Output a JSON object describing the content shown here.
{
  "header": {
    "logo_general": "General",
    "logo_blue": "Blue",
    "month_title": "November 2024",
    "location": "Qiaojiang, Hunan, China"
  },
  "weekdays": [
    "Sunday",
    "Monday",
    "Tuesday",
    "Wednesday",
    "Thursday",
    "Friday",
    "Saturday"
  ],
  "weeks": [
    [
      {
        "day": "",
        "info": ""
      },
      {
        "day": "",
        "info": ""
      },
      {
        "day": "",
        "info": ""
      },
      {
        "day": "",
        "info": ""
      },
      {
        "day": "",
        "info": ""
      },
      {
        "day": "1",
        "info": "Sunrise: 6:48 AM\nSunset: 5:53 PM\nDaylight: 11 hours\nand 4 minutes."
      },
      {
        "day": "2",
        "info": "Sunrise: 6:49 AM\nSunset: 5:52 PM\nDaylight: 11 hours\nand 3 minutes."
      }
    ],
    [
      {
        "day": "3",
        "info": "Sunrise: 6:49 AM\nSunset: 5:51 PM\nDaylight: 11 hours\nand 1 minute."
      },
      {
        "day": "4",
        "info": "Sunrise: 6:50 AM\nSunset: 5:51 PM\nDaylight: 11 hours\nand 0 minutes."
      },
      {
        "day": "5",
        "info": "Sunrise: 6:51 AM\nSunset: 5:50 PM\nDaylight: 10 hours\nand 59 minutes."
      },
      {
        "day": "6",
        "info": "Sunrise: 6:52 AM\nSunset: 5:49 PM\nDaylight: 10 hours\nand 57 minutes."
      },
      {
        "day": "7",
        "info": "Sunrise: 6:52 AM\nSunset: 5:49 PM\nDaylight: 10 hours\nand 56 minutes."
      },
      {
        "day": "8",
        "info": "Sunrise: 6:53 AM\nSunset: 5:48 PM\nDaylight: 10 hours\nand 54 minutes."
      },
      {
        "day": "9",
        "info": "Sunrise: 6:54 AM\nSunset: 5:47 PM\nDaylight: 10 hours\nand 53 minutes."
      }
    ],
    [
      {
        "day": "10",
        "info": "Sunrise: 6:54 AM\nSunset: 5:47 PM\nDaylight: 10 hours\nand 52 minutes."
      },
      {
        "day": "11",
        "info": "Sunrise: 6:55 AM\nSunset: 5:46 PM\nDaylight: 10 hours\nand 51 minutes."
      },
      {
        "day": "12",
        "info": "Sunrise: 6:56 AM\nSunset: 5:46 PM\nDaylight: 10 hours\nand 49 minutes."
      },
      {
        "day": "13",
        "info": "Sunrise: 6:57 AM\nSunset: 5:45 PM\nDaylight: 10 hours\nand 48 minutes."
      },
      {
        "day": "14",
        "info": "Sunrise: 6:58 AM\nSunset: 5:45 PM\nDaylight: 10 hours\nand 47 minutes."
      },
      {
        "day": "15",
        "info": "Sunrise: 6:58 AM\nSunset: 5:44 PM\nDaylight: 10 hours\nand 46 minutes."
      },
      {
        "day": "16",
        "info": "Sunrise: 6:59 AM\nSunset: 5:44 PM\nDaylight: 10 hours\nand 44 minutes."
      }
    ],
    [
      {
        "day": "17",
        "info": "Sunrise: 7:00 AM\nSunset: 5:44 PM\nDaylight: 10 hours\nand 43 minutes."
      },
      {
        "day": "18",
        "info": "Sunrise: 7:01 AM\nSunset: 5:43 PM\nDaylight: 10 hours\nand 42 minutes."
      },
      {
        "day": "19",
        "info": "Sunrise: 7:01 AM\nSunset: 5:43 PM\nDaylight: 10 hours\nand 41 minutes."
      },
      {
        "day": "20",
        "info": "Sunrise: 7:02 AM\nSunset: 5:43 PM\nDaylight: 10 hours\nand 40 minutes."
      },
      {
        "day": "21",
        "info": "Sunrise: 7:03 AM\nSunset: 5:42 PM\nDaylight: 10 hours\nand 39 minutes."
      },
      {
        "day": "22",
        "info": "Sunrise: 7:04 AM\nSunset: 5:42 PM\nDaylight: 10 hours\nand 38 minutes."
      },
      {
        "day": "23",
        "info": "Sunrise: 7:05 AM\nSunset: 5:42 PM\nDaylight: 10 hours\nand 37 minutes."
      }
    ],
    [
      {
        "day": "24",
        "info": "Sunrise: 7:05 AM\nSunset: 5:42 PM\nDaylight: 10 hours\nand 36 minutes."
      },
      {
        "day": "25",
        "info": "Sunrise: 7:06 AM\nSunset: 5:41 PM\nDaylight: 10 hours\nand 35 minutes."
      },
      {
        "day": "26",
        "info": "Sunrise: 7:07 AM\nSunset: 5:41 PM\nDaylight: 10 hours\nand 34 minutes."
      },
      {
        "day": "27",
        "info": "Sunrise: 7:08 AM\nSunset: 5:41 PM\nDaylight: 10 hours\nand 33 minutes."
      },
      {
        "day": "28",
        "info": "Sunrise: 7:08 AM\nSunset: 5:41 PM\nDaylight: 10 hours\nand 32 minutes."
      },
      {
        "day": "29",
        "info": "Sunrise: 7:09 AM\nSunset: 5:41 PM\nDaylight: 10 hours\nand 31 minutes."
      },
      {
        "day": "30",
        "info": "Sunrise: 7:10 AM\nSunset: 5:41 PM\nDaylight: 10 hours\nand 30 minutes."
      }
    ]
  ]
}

* AIM OF THE TASK
Every line above should be written out again exactly as it stands.

* THE RESPONSE
Output a JSON object describing the content shown here.
{
  "header": {
    "logo_general": "General",
    "logo_blue": "Blue",
    "month_title": "November 2024",
    "location": "Qiaojiang, Hunan, China"
  },
  "weekdays": [
    "Sunday",
    "Monday",
    "Tuesday",
    "Wednesday",
    "Thursday",
    "Friday",
    "Saturday"
  ],
  "weeks": [
    [
      {
        "day": "",
        "info": ""
      },
      {
        "day": "",
        "info": ""
      },
      {
        "day": "",
        "info": ""
      },
      {
        "day": "",
        "info": ""
      },
      {
        "day": "",
        "info": ""
      },
      {
        "day": "1",
        "info": "Sunrise: 6:48 AM\nSunset: 5:53 PM\nDaylight: 11 hours\nand 4 minutes."
      },
      {
        "day": "2",
        "info": "Sunrise: 6:49 AM\nSunset: 5:52 PM\nDaylight: 11 hours\nand 3 minutes."
      }
    ],
    [
      {
        "day": "3",
        "info": "Sunrise: 6:49 AM\nSunset: 5:51 PM\nDaylight: 11 hours\nand 1 minute."
      },
      {
        "day": "4",
        "info": "Sunrise: 6:50 AM\nSunset: 5:51 PM\nDaylight: 11 hours\nand 0 minutes."
      },
      {
        "day": "5",
        "info": "Sunrise: 6:51 AM\nSunset: 5:50 PM\nDaylight: 10 hours\nand 59 minutes."
      },
      {
        "day": "6",
        "info": "Sunrise: 6:52 AM\nSunset: 5:49 PM\nDaylight: 10 hours\nand 57 minutes."
      },
      {
        "day": "7",
        "info": "Sunrise: 6:52 AM\nSunset: 5:49 PM\nDaylight: 10 hours\nand 56 minutes."
      },
      {
        "day": "8",
        "info": "Sunrise: 6:53 AM\nSunset: 5:48 PM\nDaylight: 10 hours\nand 54 minutes."
      },
      {
        "day": "9",
        "info": "Sunrise: 6:54 AM\nSunset: 5:47 PM\nDaylight: 10 hours\nand 53 minutes."
      }
    ],
    [
      {
        "day": "10",
        "info": "Sunrise: 6:54 AM\nSunset: 5:47 PM\nDaylight: 10 hours\nand 52 minutes."
      },
      {
        "day": "11",
        "info": "Sunrise: 6:55 AM\nSunset: 5:46 PM\nDaylight: 10 hours\nand 51 minutes."
      },
      {
        "day": "12",
        "info": "Sunrise: 6:56 AM\nSunset: 5:46 PM\nDaylight: 10 hours\nand 49 minutes."
      },
      {
        "day": "13",
        "info": "Sunrise: 6:57 AM\nSunset: 5:45 PM\nDaylight: 10 hours\nand 48 minutes."
      },
      {
        "day": "14",
        "info": "Sunrise: 6:58 AM\nSunset: 5:45 PM\nDaylight: 10 hours\nand 47 minutes."
      },
      {
        "day": "15",
        "info": "Sunrise: 6:58 AM\nSunset: 5:44 PM\nDaylight: 10 hours\nand 46 minutes."
      },
      {
        "day": "16",
        "info": "Sunrise: 6:59 AM\nSunset: 5:44 PM\nDaylight: 10 hours\nand 44 minutes."
      }
    ],
    [
      {
        "day": "17",
        "info": "Sunrise: 7:00 AM\nSunset: 5:44 PM\nDaylight: 10 hours\nand 43 minutes."
      },
      {
        "day": "18",
        "info": "Sunrise: 7:01 AM\nSunset: 5:43 PM\nDaylight: 10 hours\nand 42 minutes."
      },
      {
        "day": "19",
        "info": "Sunrise: 7:01 AM\nSunset: 5:43 PM\nDaylight: 10 hours\nand 41 minutes."
      },
      {
        "day": "20",
        "info": "Sunrise: 7:02 AM\nSunset: 5:43 PM\nDaylight: 10 hours\nand 40 minutes."
      },
      {
        "day": "21",
        "info": "Sunrise: 7:03 AM\nSunset: 5:42 PM\nDaylight: 10 hours\nand 39 minutes."
      },
      {
        "day": "22",
        "info": "Sunrise: 7:04 AM\nSunset: 5:42 PM\nDaylight: 10 hours\nand 38 minutes."
      },
      {
        "day": "23",
        "info": "Sunrise: 7:05 AM\nSunset: 5:42 PM\nDaylight: 10 hours\nand 37 minutes."
      }
    ],
    [
      {
        "day": "24",
        "info": "Sunrise: 7:05 AM\nSunset: 5:42 PM\nDaylight: 10 hours\nand 36 minutes."
      },
      {
        "day": "25",
        "info": "Sunrise: 7:06 AM\nSunset: 5:41 PM\nDaylight: 10 hours\nand 35 minutes."
      },
      {
        "day": "26",
        "info": "Sunrise: 7:07 AM\nSunset: 5:41 PM\nDaylight: 10 hours\nand 34 minutes."
      },
      {
        "day": "27",
        "info": "Sunrise: 7:08 AM\nSunset: 5:41 PM\nDaylight: 10 hours\nand 33 minutes."
      },
      {
        "day": "28",
        "info": "Sunrise: 7:08 AM\nSunset: 5:41 PM\nDaylight: 10 hours\nand 32 minutes."
      },
      {
        "day": "29",
        "info": "Sunrise: 7:09 AM\nSunset: 5:41 PM\nDaylight: 10 hours\nand 31 minutes."
      },
      {
        "day": "30",
        "info": "Sunrise: 7:10 AM\nSunset: 5:41 PM\nDaylight: 10 hours\nand 30 minutes."
      }
    ]
  ]
}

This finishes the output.